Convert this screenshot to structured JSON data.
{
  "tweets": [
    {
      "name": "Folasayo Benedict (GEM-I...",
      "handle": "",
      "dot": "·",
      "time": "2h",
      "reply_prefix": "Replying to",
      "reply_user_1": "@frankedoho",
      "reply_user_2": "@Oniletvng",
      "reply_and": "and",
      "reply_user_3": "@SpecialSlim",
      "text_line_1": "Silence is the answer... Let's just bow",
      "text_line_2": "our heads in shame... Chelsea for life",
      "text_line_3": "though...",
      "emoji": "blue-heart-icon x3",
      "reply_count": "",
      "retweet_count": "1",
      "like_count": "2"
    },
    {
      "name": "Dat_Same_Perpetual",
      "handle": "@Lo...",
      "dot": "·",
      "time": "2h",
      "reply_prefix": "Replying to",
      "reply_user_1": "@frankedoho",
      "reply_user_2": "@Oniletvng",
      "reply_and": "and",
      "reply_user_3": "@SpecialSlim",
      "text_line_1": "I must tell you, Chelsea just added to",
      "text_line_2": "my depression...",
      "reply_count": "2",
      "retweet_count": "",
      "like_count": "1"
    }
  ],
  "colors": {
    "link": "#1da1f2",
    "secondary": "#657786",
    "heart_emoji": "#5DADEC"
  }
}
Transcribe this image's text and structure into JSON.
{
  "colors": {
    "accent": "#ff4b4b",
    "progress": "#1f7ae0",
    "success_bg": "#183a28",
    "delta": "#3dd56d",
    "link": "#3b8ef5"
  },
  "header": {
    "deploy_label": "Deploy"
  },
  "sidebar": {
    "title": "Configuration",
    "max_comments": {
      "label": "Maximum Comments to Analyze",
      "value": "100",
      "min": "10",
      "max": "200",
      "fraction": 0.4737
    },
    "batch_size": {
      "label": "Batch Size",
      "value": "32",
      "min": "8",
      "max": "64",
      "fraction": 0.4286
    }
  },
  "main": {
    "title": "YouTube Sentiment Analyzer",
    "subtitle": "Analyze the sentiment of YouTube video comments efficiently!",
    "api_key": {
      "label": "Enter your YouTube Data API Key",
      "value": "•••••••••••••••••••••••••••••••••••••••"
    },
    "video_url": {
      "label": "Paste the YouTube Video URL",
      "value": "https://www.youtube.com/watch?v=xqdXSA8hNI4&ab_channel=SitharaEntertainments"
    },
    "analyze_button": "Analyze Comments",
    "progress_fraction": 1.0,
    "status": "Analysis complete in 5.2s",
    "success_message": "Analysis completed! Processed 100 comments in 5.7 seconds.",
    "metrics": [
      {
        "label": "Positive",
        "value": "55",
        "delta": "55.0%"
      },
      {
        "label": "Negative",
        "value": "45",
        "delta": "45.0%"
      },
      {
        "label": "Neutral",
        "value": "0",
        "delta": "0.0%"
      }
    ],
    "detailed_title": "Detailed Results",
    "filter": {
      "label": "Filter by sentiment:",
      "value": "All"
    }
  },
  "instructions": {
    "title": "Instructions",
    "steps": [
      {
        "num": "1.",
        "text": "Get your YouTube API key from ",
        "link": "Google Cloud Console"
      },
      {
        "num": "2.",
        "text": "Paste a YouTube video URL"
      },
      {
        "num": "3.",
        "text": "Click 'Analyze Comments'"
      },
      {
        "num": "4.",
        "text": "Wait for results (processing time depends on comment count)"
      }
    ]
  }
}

= Short problem =
Reproduce the complete set of lines precisely as supplied.

= Result of this exercise =
Convert this screenshot to structured JSON data.
{
  "tweets": [
    {
      "name": "Folasayo Benedict (GEM-I...",
      "handle": "",
      "dot": "·",
      "time": "2h",
      "reply_prefix": "Replying to",
      "reply_user_1": "@frankedoho",
      "reply_user_2": "@Oniletvng",
      "reply_and": "and",
      "reply_user_3": "@SpecialSlim",
      "text_line_1": "Silence is the answer... Let's just bow",
      "text_line_2": "our heads in shame... Chelsea for life",
      "text_line_3": "though...",
      "emoji": "blue-heart-icon x3",
      "reply_count": "",
      "retweet_count": "1",
      "like_count": "2"
    },
    {
      "name": "Dat_Same_Perpetual",
      "handle": "@Lo...",
      "dot": "·",
      "time": "2h",
      "reply_prefix": "Replying to",
      "reply_user_1": "@frankedoho",
      "reply_user_2": "@Oniletvng",
      "reply_and": "and",
      "reply_user_3": "@SpecialSlim",
      "text_line_1": "I must tell you, Chelsea just added to",
      "text_line_2": "my depression...",
      "reply_count": "2",
      "retweet_count": "",
      "like_count": "1"
    }
  ],
  "colors": {
    "link": "#1da1f2",
    "secondary": "#657786",
    "heart_emoji": "#5DADEC"
  }
}
Transcribe this image's text and structure into JSON.
{
  "colors": {
    "accent": "#ff4b4b",
    "progress": "#1f7ae0",
    "success_bg": "#183a28",
    "delta": "#3dd56d",
    "link": "#3b8ef5"
  },
  "header": {
    "deploy_label": "Deploy"
  },
  "sidebar": {
    "title": "Configuration",
    "max_comments": {
      "label": "Maximum Comments to Analyze",
      "value": "100",
      "min": "10",
      "max": "200",
      "fraction": 0.4737
    },
    "batch_size": {
      "label": "Batch Size",
      "value": "32",
      "min": "8",
      "max": "64",
      "fraction": 0.4286
    }
  },
  "main": {
    "title": "YouTube Sentiment Analyzer",
    "subtitle": "Analyze the sentiment of YouTube video comments efficiently!",
    "api_key": {
      "label": "Enter your YouTube Data API Key",
      "value": "•••••••••••••••••••••••••••••••••••••••"
    },
    "video_url": {
      "label": "Paste the YouTube Video URL",
      "value": "https://www.youtube.com/watch?v=xqdXSA8hNI4&ab_channel=SitharaEntertainments"
    },
    "analyze_button": "Analyze Comments",
    "progress_fraction": 1.0,
    "status": "Analysis complete in 5.2s",
    "success_message": "Analysis completed! Processed 100 comments in 5.7 seconds.",
    "metrics": [
      {
        "label": "Positive",
        "value": "55",
        "delta": "55.0%"
      },
      {
        "label": "Negative",
        "value": "45",
        "delta": "45.0%"
      },
      {
        "label": "Neutral",
        "value": "0",
        "delta": "0.0%"
      }
    ],
    "detailed_title": "Detailed Results",
    "filter": {
      "label": "Filter by sentiment:",
      "value": "All"
    }
  },
  "instructions": {
    "title": "Instructions",
    "steps": [
      {
        "num": "1.",
        "text": "Get your YouTube API key from ",
        "link": "Google Cloud Console"
      },
      {
        "num": "2.",
        "text": "Paste a YouTube video URL"
      },
      {
        "num": "3.",
        "text": "Click 'Analyze Comments'"
      },
      {
        "num": "4.",
        "text": "Wait for results (processing time depends on comment count)"
      }
    ]
  }
}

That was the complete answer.